(Excerpt from a dataset)

--- Begin ---

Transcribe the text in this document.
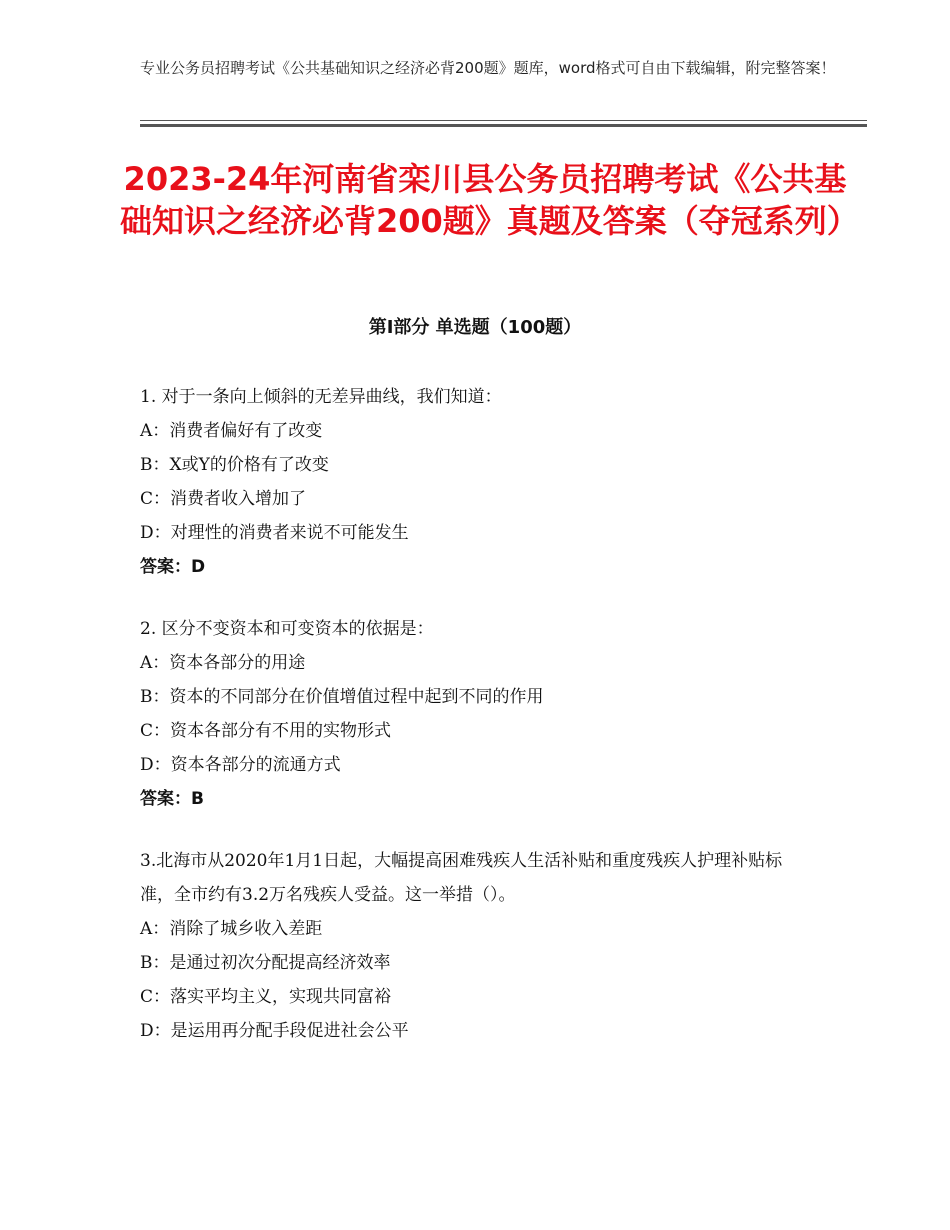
专业公务员招聘考试《公共基础知识之经济必背200题》题库，word格式可自由下载编辑，附完整答案！
2023-24年河南省栾川县公务员招聘考试《公共基础知识之经济必背200题》真题及答案（夺冠系列）
第Ⅰ部分 单选题（100题）

1. 对于一条向上倾斜的无差异曲线，我们知道：

A：消费者偏好有了改变

B：X或Y的价格有了改变

C：消费者收入增加了

D：对理性的消费者来说不可能发生

答案：D

2. 区分不变资本和可变资本的依据是：

A：资本各部分的用途

B：资本的不同部分在价值增值过程中起到不同的作用

C：资本各部分有不用的实物形式

D：资本各部分的流通方式

答案：B

3.北海市从2020年1月1日起，大幅提高困难残疾人生活补贴和重度残疾人护理补贴标准，全市约有3.2万名残疾人受益。这一举措（）。

A：消除了城乡收入差距

B：是通过初次分配提高经济效率

C：落实平均主义，实现共同富裕

D：是运用再分配手段促进社会公平
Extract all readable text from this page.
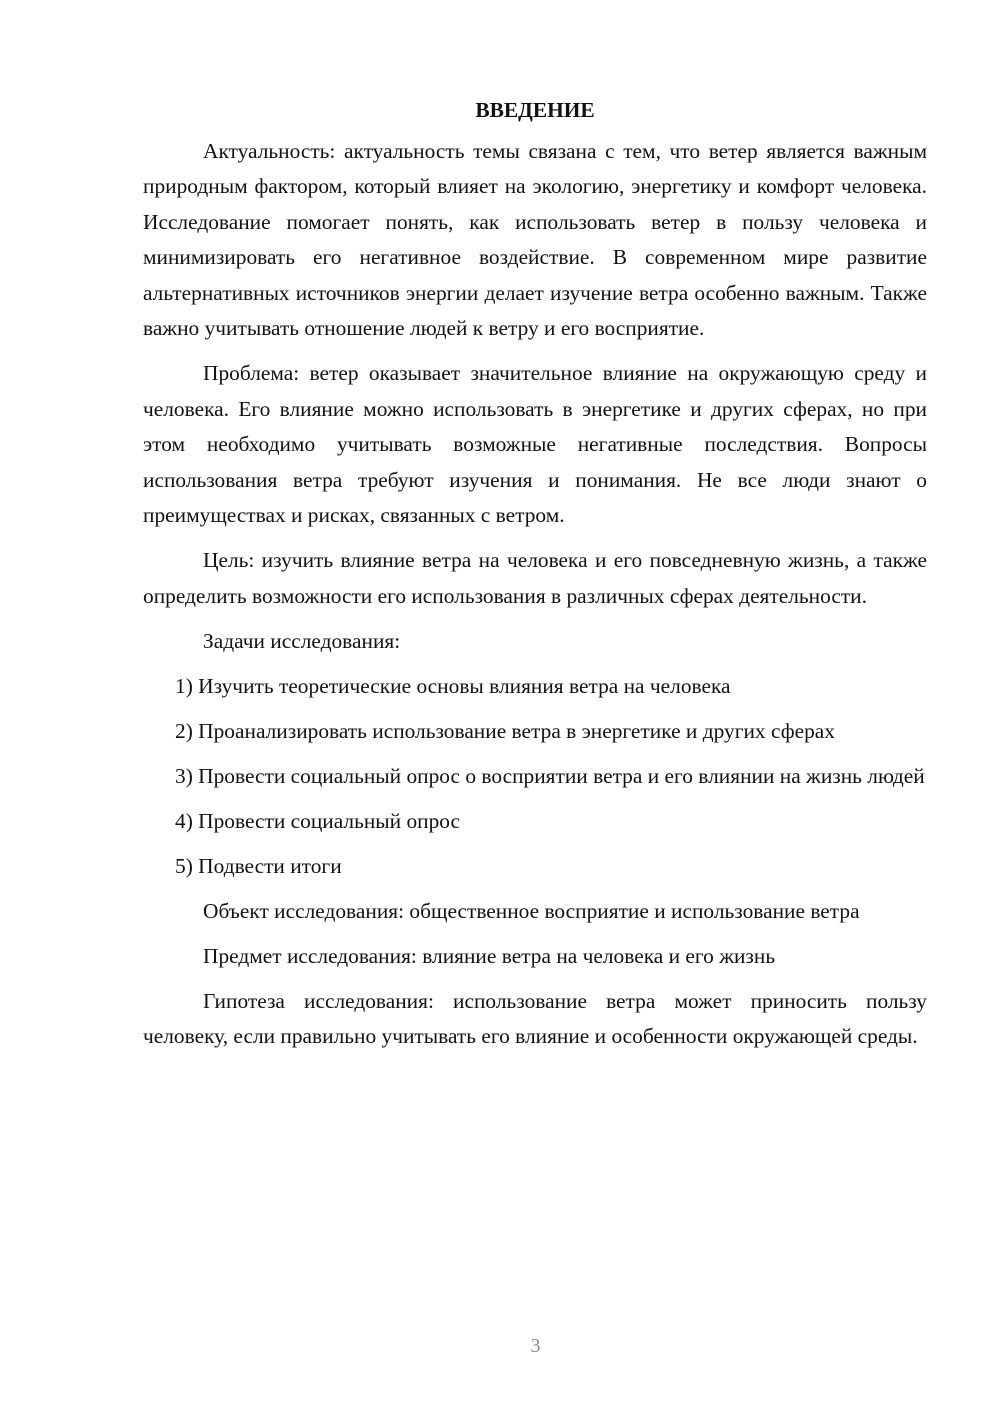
ВВЕДЕНИЕ

Актуальность: актуальность темы связана с тем, что ветер является важным природным фактором, который влияет на экологию, энергетику и комфорт человека. Исследование помогает понять, как использовать ветер в пользу человека и минимизировать его негативное воздействие. В современном мире развитие альтернативных источников энергии делает изучение ветра особенно важным. Также важно учитывать отношение людей к ветру и его восприятие.

Проблема: ветер оказывает значительное влияние на окружающую среду и человека. Его влияние можно использовать в энергетике и других сферах, но при этом необходимо учитывать возможные негативные последствия. Вопросы использования ветра требуют изучения и понимания. Не все люди знают о преимуществах и рисках, связанных с ветром.

Цель: изучить влияние ветра на человека и его повседневную жизнь, а также определить возможности его использования в различных сферах деятельности.

Задачи исследования:

1) Изучить теоретические основы влияния ветра на человека

2) Проанализировать использование ветра в энергетике и других сферах

3) Провести социальный опрос о восприятии ветра и его влиянии на жизнь людей

4) Провести социальный опрос

5) Подвести итоги

Объект исследования: общественное восприятие и использование ветра

Предмет исследования: влияние ветра на человека и его жизнь

Гипотеза исследования: использование ветра может приносить пользу человеку, если правильно учитывать его влияние и особенности окружающей среды.

3
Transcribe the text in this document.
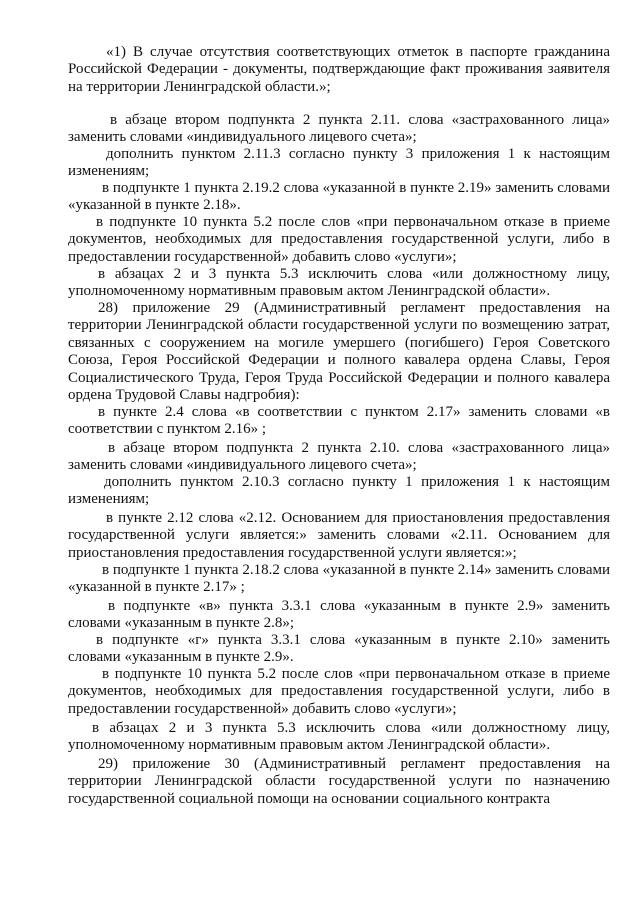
«1) В случае отсутствия соответствующих отметок в паспорте гражданина Российской Федерации - документы, подтверждающие факт проживания заявителя на территории Ленинградской области.»;

в абзаце втором подпункта 2 пункта 2.11. слова «застрахованного лица» заменить словами «индивидуального лицевого счета»;

дополнить пунктом 2.11.3 согласно пункту 3 приложения 1 к настоящим изменениям;

в подпункте 1 пункта 2.19.2 слова «указанной в пункте 2.19» заменить словами «указанной в пункте 2.18».

в подпункте 10 пункта 5.2 после слов «при первоначальном отказе в приеме документов, необходимых для предоставления государственной услуги, либо в предоставлении государственной» добавить слово «услуги»;

в абзацах 2 и 3 пункта 5.3 исключить слова «или должностному лицу, уполномоченному нормативным правовым актом Ленинградской области».

28) приложение 29 (Административный регламент предоставления на территории Ленинградской области государственной услуги по возмещению затрат, связанных с сооружением на могиле умершего (погибшего) Героя Советского Союза, Героя Российской Федерации и полного кавалера ордена Славы, Героя Социалистического Труда, Героя Труда Российской Федерации и полного кавалера ордена Трудовой Славы надгробия):

в пункте 2.4 слова «в соответствии с пунктом 2.17» заменить словами «в соответствии с пунктом 2.16» ;

в абзаце втором подпункта 2 пункта 2.10. слова «застрахованного лица» заменить словами «индивидуального лицевого счета»;

дополнить пунктом 2.10.3 согласно пункту 1 приложения 1 к настоящим изменениям;

в пункте 2.12 слова «2.12. Основанием для приостановления предоставления государственной услуги является:» заменить словами «2.11. Основанием для приостановления предоставления государственной услуги является:»;

в подпункте 1 пункта 2.18.2 слова «указанной в пункте 2.14» заменить словами «указанной в пункте 2.17» ;

в подпункте «в» пункта 3.3.1 слова «указанным в пункте 2.9» заменить словами «указанным в пункте 2.8»;

в подпункте «г» пункта 3.3.1 слова «указанным в пункте 2.10» заменить словами «указанным в пункте 2.9».

в подпункте 10 пункта 5.2 после слов «при первоначальном отказе в приеме документов, необходимых для предоставления государственной услуги, либо в предоставлении государственной» добавить слово «услуги»;

в абзацах 2 и 3 пункта 5.3 исключить слова «или должностному лицу, уполномоченному нормативным правовым актом Ленинградской области».

29) приложение 30 (Административный регламент предоставления на территории Ленинградской области государственной услуги по назначению государственной социальной помощи на основании социального контракта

--- End ---

> _Problem details_: Every record must be copied exactly, with the pictures left out.

> _Response to the task_:
Transcribe the text in this document.
专业公务员招聘考试《公共基础知识之经济必背200题》题库，word格式可自由下载编辑，附完整答案！
2023-24年河南省栾川县公务员招聘考试《公共基础知识之经济必背200题》真题及答案（夺冠系列）
第Ⅰ部分 单选题（100题）

1. 对于一条向上倾斜的无差异曲线，我们知道：

A：消费者偏好有了改变

B：X或Y的价格有了改变

C：消费者收入增加了

D：对理性的消费者来说不可能发生

答案：D

2. 区分不变资本和可变资本的依据是：

A：资本各部分的用途

B：资本的不同部分在价值增值过程中起到不同的作用

C：资本各部分有不用的实物形式

D：资本各部分的流通方式

答案：B

3.北海市从2020年1月1日起，大幅提高困难残疾人生活补贴和重度残疾人护理补贴标准，全市约有3.2万名残疾人受益。这一举措（）。

A：消除了城乡收入差距

B：是通过初次分配提高经济效率

C：落实平均主义，实现共同富裕

D：是运用再分配手段促进社会公平
Extract all readable text from this page.
ВВЕДЕНИЕ

Актуальность: актуальность темы связана с тем, что ветер является важным природным фактором, который влияет на экологию, энергетику и комфорт человека. Исследование помогает понять, как использовать ветер в пользу человека и минимизировать его негативное воздействие. В современном мире развитие альтернативных источников энергии делает изучение ветра особенно важным. Также важно учитывать отношение людей к ветру и его восприятие.

Проблема: ветер оказывает значительное влияние на окружающую среду и человека. Его влияние можно использовать в энергетике и других сферах, но при этом необходимо учитывать возможные негативные последствия. Вопросы использования ветра требуют изучения и понимания. Не все люди знают о преимуществах и рисках, связанных с ветром.

Цель: изучить влияние ветра на человека и его повседневную жизнь, а также определить возможности его использования в различных сферах деятельности.

Задачи исследования:

1) Изучить теоретические основы влияния ветра на человека

2) Проанализировать использование ветра в энергетике и других сферах

3) Провести социальный опрос о восприятии ветра и его влиянии на жизнь людей

4) Провести социальный опрос

5) Подвести итоги

Объект исследования: общественное восприятие и использование ветра

Предмет исследования: влияние ветра на человека и его жизнь

Гипотеза исследования: использование ветра может приносить пользу человеку, если правильно учитывать его влияние и особенности окружающей среды.

3
Transcribe the text in this document.
«1) В случае отсутствия соответствующих отметок в паспорте гражданина Российской Федерации - документы, подтверждающие факт проживания заявителя на территории Ленинградской области.»;

в абзаце втором подпункта 2 пункта 2.11. слова «застрахованного лица» заменить словами «индивидуального лицевого счета»;

дополнить пунктом 2.11.3 согласно пункту 3 приложения 1 к настоящим изменениям;

в подпункте 1 пункта 2.19.2 слова «указанной в пункте 2.19» заменить словами «указанной в пункте 2.18».

в подпункте 10 пункта 5.2 после слов «при первоначальном отказе в приеме документов, необходимых для предоставления государственной услуги, либо в предоставлении государственной» добавить слово «услуги»;

в абзацах 2 и 3 пункта 5.3 исключить слова «или должностному лицу, уполномоченному нормативным правовым актом Ленинградской области».

28) приложение 29 (Административный регламент предоставления на территории Ленинградской области государственной услуги по возмещению затрат, связанных с сооружением на могиле умершего (погибшего) Героя Советского Союза, Героя Российской Федерации и полного кавалера ордена Славы, Героя Социалистического Труда, Героя Труда Российской Федерации и полного кавалера ордена Трудовой Славы надгробия):

в пункте 2.4 слова «в соответствии с пунктом 2.17» заменить словами «в соответствии с пунктом 2.16» ;

в абзаце втором подпункта 2 пункта 2.10. слова «застрахованного лица» заменить словами «индивидуального лицевого счета»;

дополнить пунктом 2.10.3 согласно пункту 1 приложения 1 к настоящим изменениям;

в пункте 2.12 слова «2.12. Основанием для приостановления предоставления государственной услуги является:» заменить словами «2.11. Основанием для приостановления предоставления государственной услуги является:»;

в подпункте 1 пункта 2.18.2 слова «указанной в пункте 2.14» заменить словами «указанной в пункте 2.17» ;

в подпункте «в» пункта 3.3.1 слова «указанным в пункте 2.9» заменить словами «указанным в пункте 2.8»;

в подпункте «г» пункта 3.3.1 слова «указанным в пункте 2.10» заменить словами «указанным в пункте 2.9».

в подпункте 10 пункта 5.2 после слов «при первоначальном отказе в приеме документов, необходимых для предоставления государственной услуги, либо в предоставлении государственной» добавить слово «услуги»;

в абзацах 2 и 3 пункта 5.3 исключить слова «или должностному лицу, уполномоченному нормативным правовым актом Ленинградской области».

29) приложение 30 (Административный регламент предоставления на территории Ленинградской области государственной услуги по назначению государственной социальной помощи на основании социального контракта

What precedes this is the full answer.